**Set task:** Write out each entry again. Keep every word exactly as it is.

**Record extracts:**

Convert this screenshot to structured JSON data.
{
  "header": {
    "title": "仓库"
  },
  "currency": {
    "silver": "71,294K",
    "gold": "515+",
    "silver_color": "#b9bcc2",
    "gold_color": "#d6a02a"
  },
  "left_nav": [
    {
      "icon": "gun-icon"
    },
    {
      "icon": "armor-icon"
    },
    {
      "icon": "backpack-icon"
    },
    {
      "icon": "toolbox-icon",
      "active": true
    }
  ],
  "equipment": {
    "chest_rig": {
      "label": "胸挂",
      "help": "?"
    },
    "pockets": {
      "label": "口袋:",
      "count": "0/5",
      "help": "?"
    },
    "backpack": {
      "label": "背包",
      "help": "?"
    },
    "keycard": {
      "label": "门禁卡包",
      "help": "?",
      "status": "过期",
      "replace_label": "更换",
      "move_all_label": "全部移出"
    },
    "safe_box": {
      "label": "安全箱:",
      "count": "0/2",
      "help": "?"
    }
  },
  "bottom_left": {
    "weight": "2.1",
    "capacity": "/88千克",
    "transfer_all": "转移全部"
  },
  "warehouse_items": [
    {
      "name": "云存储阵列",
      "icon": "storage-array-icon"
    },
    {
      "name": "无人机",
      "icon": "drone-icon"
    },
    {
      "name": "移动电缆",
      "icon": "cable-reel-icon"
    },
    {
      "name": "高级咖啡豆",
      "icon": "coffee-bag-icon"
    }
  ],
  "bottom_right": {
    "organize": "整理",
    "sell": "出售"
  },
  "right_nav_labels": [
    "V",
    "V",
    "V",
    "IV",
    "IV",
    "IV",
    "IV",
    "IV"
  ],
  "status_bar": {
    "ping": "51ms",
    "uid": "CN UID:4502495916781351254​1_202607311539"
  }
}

**Written answer:**
Convert this screenshot to structured JSON data.
{
  "header": {
    "title": "仓库"
  },
  "currency": {
    "silver": "71,294K",
    "gold": "515+",
    "silver_color": "#b9bcc2",
    "gold_color": "#d6a02a"
  },
  "left_nav": [
    {
      "icon": "gun-icon"
    },
    {
      "icon": "armor-icon"
    },
    {
      "icon": "backpack-icon"
    },
    {
      "icon": "toolbox-icon",
      "active": true
    }
  ],
  "equipment": {
    "chest_rig": {
      "label": "胸挂",
      "help": "?"
    },
    "pockets": {
      "label": "口袋:",
      "count": "0/5",
      "help": "?"
    },
    "backpack": {
      "label": "背包",
      "help": "?"
    },
    "keycard": {
      "label": "门禁卡包",
      "help": "?",
      "status": "过期",
      "replace_label": "更换",
      "move_all_label": "全部移出"
    },
    "safe_box": {
      "label": "安全箱:",
      "count": "0/2",
      "help": "?"
    }
  },
  "bottom_left": {
    "weight": "2.1",
    "capacity": "/88千克",
    "transfer_all": "转移全部"
  },
  "warehouse_items": [
    {
      "name": "云存储阵列",
      "icon": "storage-array-icon"
    },
    {
      "name": "无人机",
      "icon": "drone-icon"
    },
    {
      "name": "移动电缆",
      "icon": "cable-reel-icon"
    },
    {
      "name": "高级咖啡豆",
      "icon": "coffee-bag-icon"
    }
  ],
  "bottom_right": {
    "organize": "整理",
    "sell": "出售"
  },
  "right_nav_labels": [
    "V",
    "V",
    "V",
    "IV",
    "IV",
    "IV",
    "IV",
    "IV"
  ],
  "status_bar": {
    "ping": "51ms",
    "uid": "CN UID:4502495916781351254​1_202607311539"
  }
}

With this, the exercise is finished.